*Material for the task*
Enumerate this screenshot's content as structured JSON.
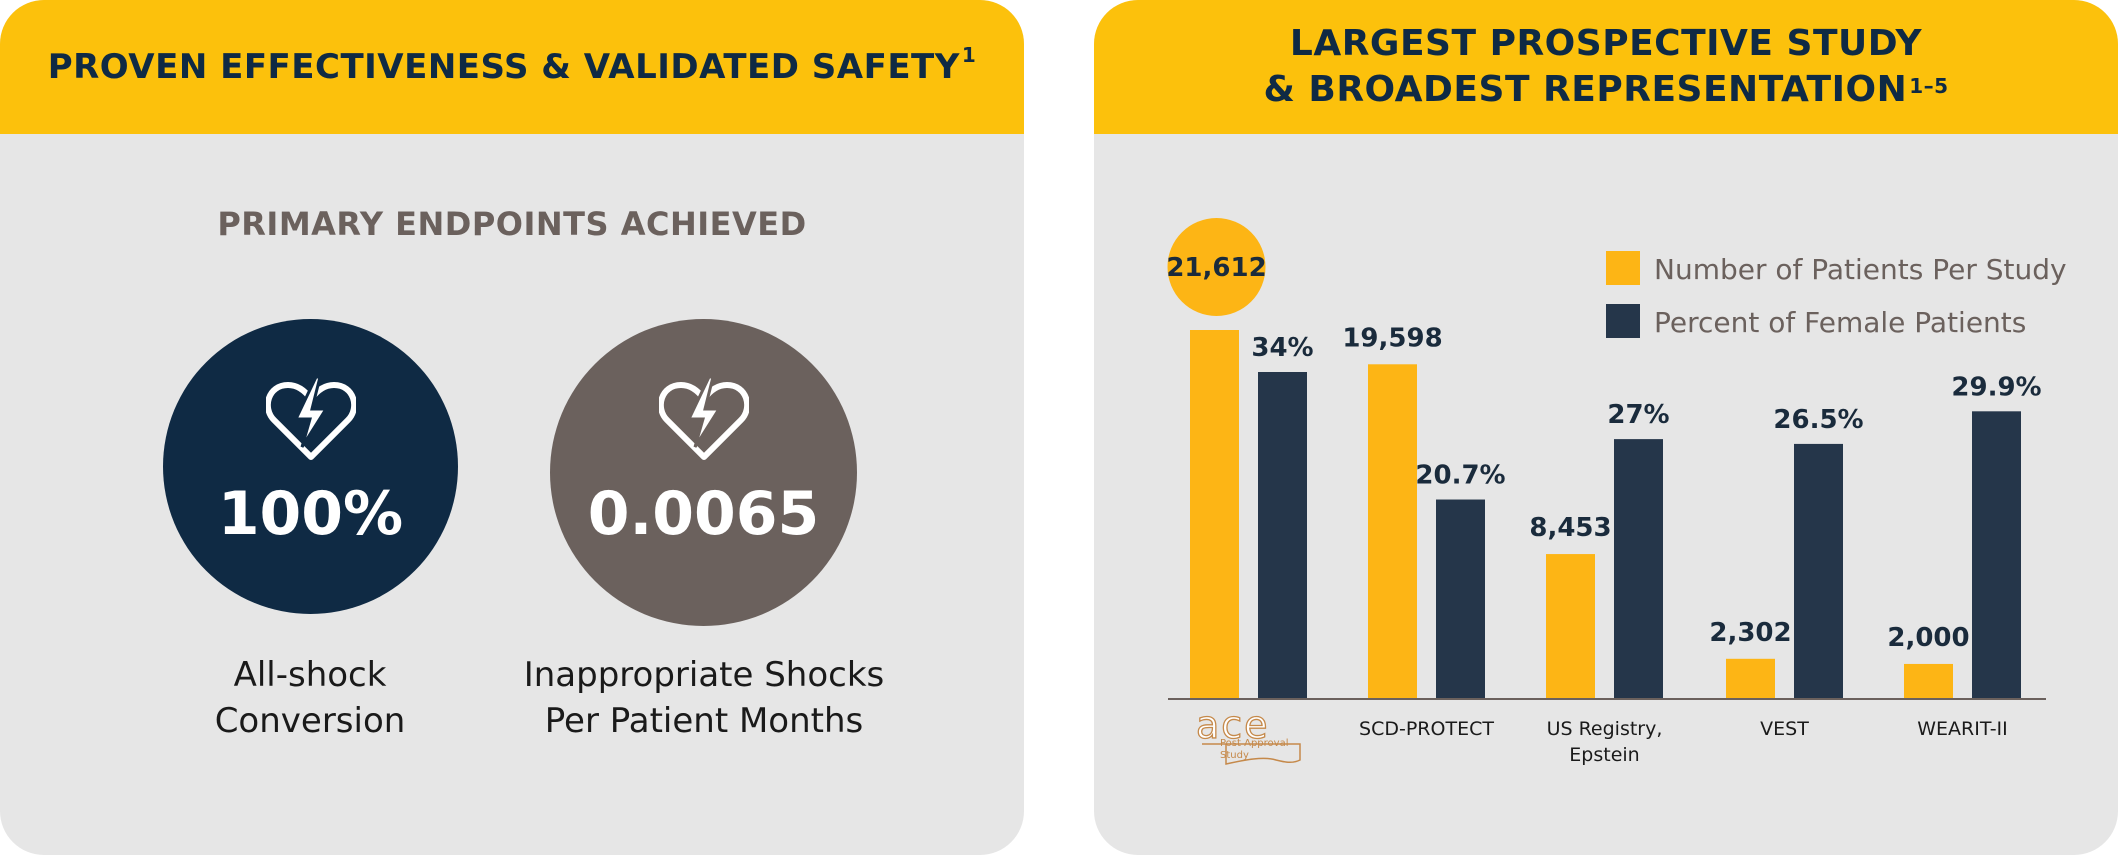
{
  "left_panel": {
    "title": "PROVEN EFFECTIVENESS & VALIDATED SAFETY",
    "title_ref": "1",
    "subheading": "PRIMARY ENDPOINTS ACHIEVED",
    "metrics": [
      {
        "value": "100%",
        "label_lines": [
          "All-shock",
          "Conversion"
        ],
        "color": "#0f2a44",
        "icon": "heart-lightning-icon"
      },
      {
        "value": "0.0065",
        "label_lines": [
          "Inappropriate Shocks",
          "Per Patient Months"
        ],
        "color": "#6b615d",
        "icon": "heart-lightning-icon"
      }
    ]
  },
  "right_panel": {
    "title_lines": [
      "LARGEST PROSPECTIVE STUDY",
      "& BROADEST REPRESENTATION"
    ],
    "title_ref": "1–5"
  },
  "chart_data": {
    "type": "bar",
    "categories": [
      "ace Post Approval Study",
      "SCD-PROTECT",
      "US Registry, Epstein",
      "VEST",
      "WEARIT-II"
    ],
    "category_label_lines": [
      [],
      [
        "SCD-PROTECT"
      ],
      [
        "US Registry,",
        "Epstein"
      ],
      [
        "VEST"
      ],
      [
        "WEARIT-II"
      ]
    ],
    "logo": {
      "main": "ace",
      "sub_lines": [
        "Post Approval",
        "Study"
      ]
    },
    "series": [
      {
        "name": "Number of Patients Per Study",
        "values": [
          21612,
          19598,
          8453,
          2302,
          2000
        ],
        "labels": [
          "21,612",
          "19,598",
          "8,453",
          "2,302",
          "2,000"
        ],
        "color": "#fdb515"
      },
      {
        "name": "Percent of Female Patients",
        "values": [
          34,
          20.7,
          27,
          26.5,
          29.9
        ],
        "labels": [
          "34%",
          "20.7%",
          "27%",
          "26.5%",
          "29.9%"
        ],
        "color": "#25364a"
      }
    ],
    "highlight_index": 0,
    "highlight_color": "#fdb515",
    "legend_position": "top-right",
    "grid": false
  }
}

*Required work*
Copy every line where the word "name" is present in the entries above.

*Result of the exercise*
        "name": "Number of Patients Per Study",
        "name": "Percent of Female Patients",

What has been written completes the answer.